DO THIS: Which lines hold the word "боротьби"? Copy each of them from the material.

RECORD SET:
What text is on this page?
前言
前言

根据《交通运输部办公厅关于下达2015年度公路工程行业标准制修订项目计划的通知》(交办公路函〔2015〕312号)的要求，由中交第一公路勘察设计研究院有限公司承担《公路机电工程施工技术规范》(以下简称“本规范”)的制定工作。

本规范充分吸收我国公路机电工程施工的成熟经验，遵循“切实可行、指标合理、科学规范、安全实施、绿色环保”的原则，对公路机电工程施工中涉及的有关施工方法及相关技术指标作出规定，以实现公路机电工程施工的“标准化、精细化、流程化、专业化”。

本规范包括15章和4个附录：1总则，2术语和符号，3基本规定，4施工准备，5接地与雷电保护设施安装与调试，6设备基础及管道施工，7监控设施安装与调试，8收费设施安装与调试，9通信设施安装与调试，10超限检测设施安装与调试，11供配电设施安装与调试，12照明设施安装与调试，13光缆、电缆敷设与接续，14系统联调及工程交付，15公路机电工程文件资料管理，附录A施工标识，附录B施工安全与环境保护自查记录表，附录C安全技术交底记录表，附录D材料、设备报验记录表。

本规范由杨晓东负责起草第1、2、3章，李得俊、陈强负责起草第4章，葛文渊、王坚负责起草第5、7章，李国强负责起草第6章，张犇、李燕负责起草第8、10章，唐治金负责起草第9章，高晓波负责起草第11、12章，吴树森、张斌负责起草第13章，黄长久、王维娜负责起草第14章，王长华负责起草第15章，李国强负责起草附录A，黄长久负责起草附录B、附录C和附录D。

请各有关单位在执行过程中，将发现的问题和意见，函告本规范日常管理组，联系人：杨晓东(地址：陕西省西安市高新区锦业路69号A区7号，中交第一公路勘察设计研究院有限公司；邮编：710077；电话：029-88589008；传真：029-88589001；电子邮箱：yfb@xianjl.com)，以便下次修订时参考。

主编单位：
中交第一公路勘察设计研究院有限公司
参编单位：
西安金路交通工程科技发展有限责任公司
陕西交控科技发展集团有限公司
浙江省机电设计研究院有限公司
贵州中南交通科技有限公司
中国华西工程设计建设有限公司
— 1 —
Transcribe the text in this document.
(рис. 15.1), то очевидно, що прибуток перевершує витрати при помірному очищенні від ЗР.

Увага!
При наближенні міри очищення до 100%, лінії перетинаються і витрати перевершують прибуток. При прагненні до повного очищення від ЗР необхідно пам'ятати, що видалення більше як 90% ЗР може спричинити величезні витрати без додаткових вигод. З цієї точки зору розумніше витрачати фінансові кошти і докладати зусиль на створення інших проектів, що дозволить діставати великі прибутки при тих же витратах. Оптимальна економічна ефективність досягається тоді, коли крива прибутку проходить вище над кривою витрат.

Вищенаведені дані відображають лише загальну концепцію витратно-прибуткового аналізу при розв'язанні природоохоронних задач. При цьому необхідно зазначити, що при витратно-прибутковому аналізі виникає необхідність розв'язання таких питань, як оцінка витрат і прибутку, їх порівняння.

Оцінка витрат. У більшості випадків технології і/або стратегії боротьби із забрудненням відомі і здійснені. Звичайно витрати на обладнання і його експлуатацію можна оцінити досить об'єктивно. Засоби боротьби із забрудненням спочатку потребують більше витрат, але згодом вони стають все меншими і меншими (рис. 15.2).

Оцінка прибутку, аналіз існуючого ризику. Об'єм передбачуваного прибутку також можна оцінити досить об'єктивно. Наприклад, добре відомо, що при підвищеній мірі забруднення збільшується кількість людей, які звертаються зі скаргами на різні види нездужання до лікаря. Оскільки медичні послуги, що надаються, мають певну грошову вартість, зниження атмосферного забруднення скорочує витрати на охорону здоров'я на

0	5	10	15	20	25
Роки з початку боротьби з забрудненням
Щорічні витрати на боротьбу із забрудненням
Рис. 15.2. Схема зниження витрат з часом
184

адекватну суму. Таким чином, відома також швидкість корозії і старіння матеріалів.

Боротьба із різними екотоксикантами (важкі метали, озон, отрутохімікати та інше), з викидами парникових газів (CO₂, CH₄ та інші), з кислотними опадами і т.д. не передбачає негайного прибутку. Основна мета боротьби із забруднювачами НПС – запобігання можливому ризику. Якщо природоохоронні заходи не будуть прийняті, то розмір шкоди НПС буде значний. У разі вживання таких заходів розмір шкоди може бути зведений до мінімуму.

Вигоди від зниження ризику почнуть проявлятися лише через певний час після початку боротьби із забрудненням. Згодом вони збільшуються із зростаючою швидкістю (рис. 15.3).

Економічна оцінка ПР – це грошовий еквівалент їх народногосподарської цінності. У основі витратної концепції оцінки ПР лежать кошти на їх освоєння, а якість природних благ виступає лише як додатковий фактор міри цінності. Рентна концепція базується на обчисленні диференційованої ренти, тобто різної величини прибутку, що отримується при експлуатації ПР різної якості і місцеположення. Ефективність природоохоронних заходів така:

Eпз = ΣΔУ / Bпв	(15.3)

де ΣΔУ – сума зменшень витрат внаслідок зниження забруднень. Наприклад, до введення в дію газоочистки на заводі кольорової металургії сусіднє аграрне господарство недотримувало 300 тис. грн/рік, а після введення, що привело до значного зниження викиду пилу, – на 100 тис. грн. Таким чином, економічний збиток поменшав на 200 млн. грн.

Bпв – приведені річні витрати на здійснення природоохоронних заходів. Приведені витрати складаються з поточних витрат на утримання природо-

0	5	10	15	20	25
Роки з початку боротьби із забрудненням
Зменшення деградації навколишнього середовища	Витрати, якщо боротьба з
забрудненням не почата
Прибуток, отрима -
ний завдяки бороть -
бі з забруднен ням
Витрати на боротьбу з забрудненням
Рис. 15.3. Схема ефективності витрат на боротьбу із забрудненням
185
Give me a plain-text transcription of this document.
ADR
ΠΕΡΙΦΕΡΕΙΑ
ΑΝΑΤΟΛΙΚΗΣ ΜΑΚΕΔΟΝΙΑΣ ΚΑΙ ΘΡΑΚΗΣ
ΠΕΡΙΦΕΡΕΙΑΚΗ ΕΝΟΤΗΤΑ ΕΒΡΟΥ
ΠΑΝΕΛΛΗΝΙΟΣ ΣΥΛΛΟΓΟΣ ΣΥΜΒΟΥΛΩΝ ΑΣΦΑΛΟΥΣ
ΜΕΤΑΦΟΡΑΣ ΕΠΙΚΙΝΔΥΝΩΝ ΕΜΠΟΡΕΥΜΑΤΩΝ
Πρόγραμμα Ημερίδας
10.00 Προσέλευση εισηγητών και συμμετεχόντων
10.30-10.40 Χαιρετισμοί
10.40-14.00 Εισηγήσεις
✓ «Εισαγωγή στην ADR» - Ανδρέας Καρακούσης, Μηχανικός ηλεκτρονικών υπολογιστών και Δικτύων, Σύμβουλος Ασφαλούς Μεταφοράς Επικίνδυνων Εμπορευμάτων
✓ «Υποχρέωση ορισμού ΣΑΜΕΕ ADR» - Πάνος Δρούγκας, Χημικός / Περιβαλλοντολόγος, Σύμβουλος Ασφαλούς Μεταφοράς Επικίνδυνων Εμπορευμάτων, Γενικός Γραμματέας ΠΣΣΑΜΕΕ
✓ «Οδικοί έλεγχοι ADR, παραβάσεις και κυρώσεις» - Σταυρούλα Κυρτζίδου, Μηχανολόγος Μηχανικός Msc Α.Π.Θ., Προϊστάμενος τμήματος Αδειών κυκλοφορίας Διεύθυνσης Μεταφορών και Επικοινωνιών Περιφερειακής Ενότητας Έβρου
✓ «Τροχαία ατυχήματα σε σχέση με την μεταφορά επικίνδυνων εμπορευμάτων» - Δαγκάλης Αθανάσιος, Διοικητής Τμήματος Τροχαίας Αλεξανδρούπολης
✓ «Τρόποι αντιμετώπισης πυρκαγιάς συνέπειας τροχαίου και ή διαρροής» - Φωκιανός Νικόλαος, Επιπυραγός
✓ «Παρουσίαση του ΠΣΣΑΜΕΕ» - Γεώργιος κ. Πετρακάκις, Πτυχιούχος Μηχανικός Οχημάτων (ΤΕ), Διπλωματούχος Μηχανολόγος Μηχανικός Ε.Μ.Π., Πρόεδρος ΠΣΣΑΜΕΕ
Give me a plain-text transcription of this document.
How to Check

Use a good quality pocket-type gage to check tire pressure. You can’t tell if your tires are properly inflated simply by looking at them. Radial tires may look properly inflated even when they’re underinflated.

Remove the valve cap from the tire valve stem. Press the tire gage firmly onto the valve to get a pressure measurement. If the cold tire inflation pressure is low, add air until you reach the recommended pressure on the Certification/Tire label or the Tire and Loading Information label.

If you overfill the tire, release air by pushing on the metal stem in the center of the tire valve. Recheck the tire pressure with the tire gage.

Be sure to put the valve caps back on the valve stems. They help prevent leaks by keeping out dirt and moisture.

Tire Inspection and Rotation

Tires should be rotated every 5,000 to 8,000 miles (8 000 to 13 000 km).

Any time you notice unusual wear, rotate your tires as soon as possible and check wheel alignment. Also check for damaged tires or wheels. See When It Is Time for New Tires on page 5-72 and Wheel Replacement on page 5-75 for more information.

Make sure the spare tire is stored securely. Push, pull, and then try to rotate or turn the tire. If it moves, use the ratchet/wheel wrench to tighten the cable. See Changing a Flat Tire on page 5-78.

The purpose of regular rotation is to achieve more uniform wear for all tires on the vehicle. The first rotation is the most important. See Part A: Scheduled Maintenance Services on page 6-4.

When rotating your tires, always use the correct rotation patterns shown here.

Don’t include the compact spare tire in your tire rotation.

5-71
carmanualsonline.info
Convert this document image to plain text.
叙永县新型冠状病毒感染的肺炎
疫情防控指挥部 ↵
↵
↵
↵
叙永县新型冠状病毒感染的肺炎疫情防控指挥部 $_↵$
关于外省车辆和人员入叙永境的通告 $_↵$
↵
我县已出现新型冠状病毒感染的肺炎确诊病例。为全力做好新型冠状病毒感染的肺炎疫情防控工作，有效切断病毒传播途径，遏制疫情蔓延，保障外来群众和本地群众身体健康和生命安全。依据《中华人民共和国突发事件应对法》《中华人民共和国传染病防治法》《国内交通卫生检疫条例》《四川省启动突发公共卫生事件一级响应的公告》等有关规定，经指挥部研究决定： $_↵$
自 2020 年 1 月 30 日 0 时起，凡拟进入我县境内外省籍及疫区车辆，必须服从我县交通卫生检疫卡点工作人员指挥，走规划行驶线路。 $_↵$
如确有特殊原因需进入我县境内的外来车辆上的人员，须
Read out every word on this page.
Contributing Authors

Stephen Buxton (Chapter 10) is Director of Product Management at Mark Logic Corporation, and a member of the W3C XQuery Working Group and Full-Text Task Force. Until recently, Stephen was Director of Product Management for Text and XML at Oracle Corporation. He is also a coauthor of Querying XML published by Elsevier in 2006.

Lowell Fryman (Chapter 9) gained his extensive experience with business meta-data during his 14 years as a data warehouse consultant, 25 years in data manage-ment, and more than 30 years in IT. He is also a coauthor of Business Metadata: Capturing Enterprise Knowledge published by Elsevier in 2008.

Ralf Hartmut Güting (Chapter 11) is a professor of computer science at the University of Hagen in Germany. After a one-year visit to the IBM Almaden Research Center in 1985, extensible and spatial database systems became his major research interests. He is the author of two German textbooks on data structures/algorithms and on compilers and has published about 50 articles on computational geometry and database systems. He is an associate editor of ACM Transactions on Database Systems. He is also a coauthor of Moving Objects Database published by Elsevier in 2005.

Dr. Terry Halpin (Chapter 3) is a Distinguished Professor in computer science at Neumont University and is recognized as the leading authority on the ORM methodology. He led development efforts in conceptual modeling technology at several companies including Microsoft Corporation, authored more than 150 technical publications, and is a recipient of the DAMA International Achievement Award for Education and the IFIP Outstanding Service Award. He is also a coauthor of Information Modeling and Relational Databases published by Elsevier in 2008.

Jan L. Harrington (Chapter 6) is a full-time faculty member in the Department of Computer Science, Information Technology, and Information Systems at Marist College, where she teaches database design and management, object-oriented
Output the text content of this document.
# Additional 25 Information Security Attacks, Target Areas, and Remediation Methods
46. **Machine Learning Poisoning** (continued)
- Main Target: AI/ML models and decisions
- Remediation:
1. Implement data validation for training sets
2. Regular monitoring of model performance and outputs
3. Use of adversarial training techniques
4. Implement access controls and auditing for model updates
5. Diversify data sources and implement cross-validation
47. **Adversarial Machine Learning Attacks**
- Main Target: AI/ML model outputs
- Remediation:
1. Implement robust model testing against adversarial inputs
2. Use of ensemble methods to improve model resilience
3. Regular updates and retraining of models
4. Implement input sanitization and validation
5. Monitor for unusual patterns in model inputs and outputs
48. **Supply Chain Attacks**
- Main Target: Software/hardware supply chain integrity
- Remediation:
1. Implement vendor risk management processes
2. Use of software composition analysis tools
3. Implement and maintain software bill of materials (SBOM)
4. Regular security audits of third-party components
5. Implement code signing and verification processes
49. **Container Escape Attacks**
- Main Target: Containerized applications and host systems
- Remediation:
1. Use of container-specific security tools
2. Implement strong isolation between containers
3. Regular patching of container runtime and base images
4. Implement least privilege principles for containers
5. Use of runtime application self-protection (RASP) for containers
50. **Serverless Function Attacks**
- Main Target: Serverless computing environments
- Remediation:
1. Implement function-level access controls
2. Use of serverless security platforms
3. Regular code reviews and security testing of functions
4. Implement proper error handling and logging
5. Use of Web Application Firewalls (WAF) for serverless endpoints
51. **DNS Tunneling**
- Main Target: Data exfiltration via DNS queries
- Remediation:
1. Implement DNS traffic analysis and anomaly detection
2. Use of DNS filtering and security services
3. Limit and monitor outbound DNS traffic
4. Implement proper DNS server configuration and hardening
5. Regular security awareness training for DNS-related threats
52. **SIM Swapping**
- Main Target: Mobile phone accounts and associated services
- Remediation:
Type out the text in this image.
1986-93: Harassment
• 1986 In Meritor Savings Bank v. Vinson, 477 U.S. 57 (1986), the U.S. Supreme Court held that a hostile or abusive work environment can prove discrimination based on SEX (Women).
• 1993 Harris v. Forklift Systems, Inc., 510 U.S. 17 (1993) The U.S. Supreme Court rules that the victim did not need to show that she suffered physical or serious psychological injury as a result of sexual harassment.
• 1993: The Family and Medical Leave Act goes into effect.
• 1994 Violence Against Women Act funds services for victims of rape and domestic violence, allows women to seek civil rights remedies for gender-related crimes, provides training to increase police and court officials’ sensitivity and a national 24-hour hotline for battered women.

WORKED ANSWER:
Оцінка витрат. У більшості випадків технології і/або стратегії боротьби із забрудненням відомі і здійснені. Звичайно витрати на обладнання і його експлуатацію можна оцінити досить об'єктивно. Засоби боротьби із забрудненням спочатку потребують більше витрат, але згодом вони стають все меншими і меншими (рис. 15.2).
Роки з початку боротьби з забрудненням
Боротьба із різними екотоксикантами (важкі метали, озон, отрутохімікати та інше), з викидами парникових газів (CO₂, CH₄ та інші), з кислотними опадами і т.д. не передбачає негайного прибутку. Основна мета боротьби із забруднювачами НПС – запобігання можливому ризику. Якщо природоохоронні заходи не будуть прийняті, то розмір шкоди НПС буде значний. У разі вживання таких заходів розмір шкоди може бути зведений до мінімуму.
Вигоди від зниження ризику почнуть проявлятися лише через певний час після початку боротьби із забрудненням. Згодом вони збільшуються із зростаючою швидкістю (рис. 15.3).
Роки з початку боротьби із забрудненням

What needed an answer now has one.